** START Materials provided **

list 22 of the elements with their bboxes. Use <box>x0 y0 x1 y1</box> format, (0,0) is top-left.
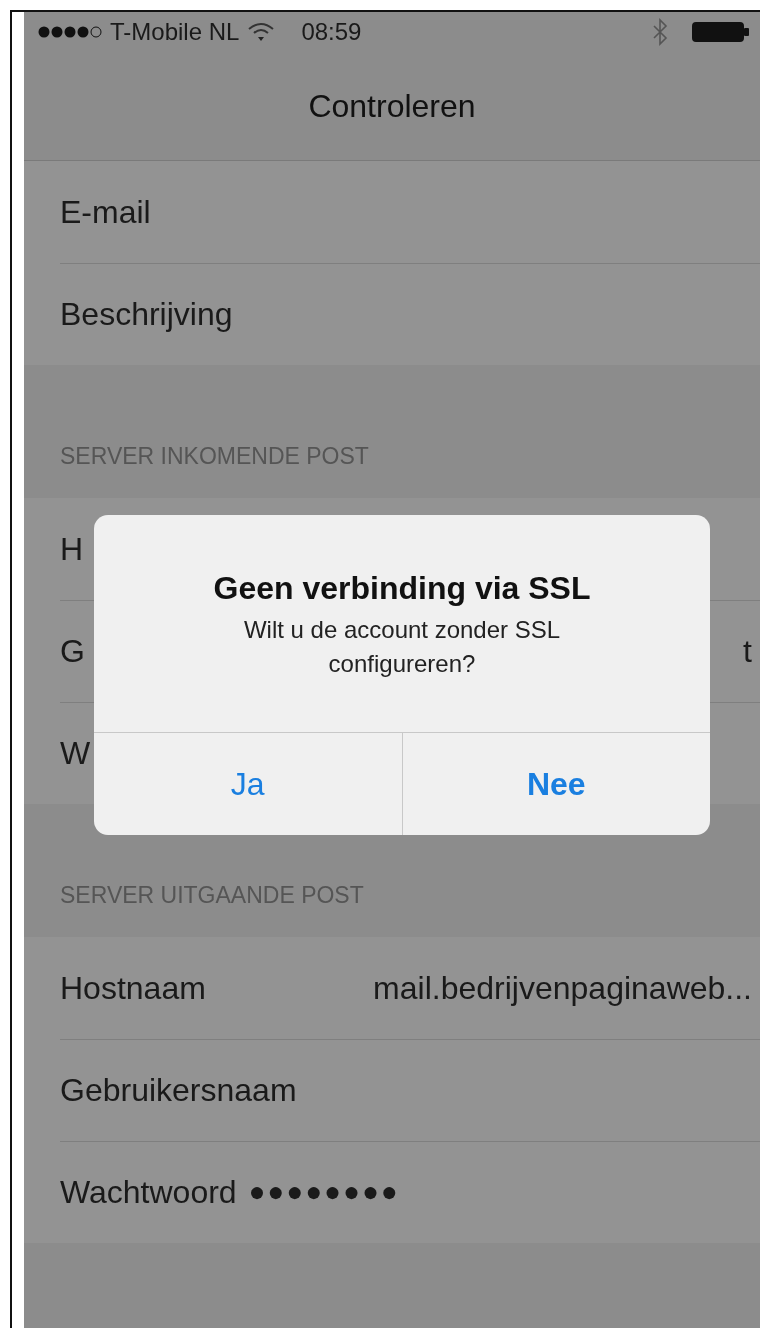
carrier-name: T-Mobile NL <box>110 18 240 46</box>
battery-icon <box>692 21 750 43</box>
row-label[interactable]: Beschrijving <box>60 295 233 333</box>
row-value: mail.bedrijvenpaginaweb... <box>373 969 753 1007</box>
nav-title: Controleren <box>308 87 476 125</box>
row-label[interactable]: Wachtwoord <box>60 1173 237 1211</box>
signal-icon <box>38 25 102 39</box>
wifi-icon <box>247 21 276 43</box>
row-label[interactable]: E-mail <box>60 193 151 231</box>
alert-button[interactable]: Nee <box>401 733 710 835</box>
row-label[interactable]: Hostnaam <box>60 969 206 1007</box>
alert-button[interactable]: Ja <box>94 733 402 835</box>
bluetooth-icon <box>652 18 668 46</box>
row-label[interactable]: H <box>60 530 84 568</box>
alert-title: Geen verbinding via SSL <box>213 570 591 608</box>
row-label[interactable]: W <box>60 734 91 772</box>
password-dots: ●●●●●●●● <box>248 1176 401 1208</box>
row-value: t <box>743 632 753 670</box>
row-label[interactable]: Gebruikersnaam <box>60 1071 297 1109</box>
row-label[interactable]: G <box>60 632 85 670</box>
alert-message: Wilt u de account zonder SSL configureren? <box>242 615 562 679</box>
status-time: 08:59 <box>301 18 362 46</box>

** END Materials provided **

● Aim of the task:
Write out every line of the records above verbatim, omitting the pictures.

● Response:
list 22 of the elements with their bboxes. Use <box>x0 y0 x1 y1</box> format, (0,0) is top-left.
carrier-name: T-Mobile NL <box>110 18 240 46</box>
battery-icon <box>692 21 750 43</box>
row-label[interactable]: Beschrijving <box>60 295 233 333</box>
row-value: mail.bedrijvenpaginaweb... <box>373 969 753 1007</box>
nav-title: Controleren <box>308 87 476 125</box>
row-label[interactable]: Wachtwoord <box>60 1173 237 1211</box>
signal-icon <box>38 25 102 39</box>
wifi-icon <box>247 21 276 43</box>
row-label[interactable]: E-mail <box>60 193 151 231</box>
alert-button[interactable]: Nee <box>401 733 710 835</box>
row-label[interactable]: Hostnaam <box>60 969 206 1007</box>
alert-button[interactable]: Ja <box>94 733 402 835</box>
bluetooth-icon <box>652 18 668 46</box>
row-label[interactable]: H <box>60 530 84 568</box>
alert-title: Geen verbinding via SSL <box>213 570 591 608</box>
row-label[interactable]: W <box>60 734 91 772</box>
password-dots: ●●●●●●●● <box>248 1176 401 1208</box>
row-value: t <box>743 632 753 670</box>
row-label[interactable]: Gebruikersnaam <box>60 1071 297 1109</box>
row-label[interactable]: G <box>60 632 85 670</box>
alert-message: Wilt u de account zonder SSL configureren? <box>242 615 562 679</box>
status-time: 08:59 <box>301 18 362 46</box>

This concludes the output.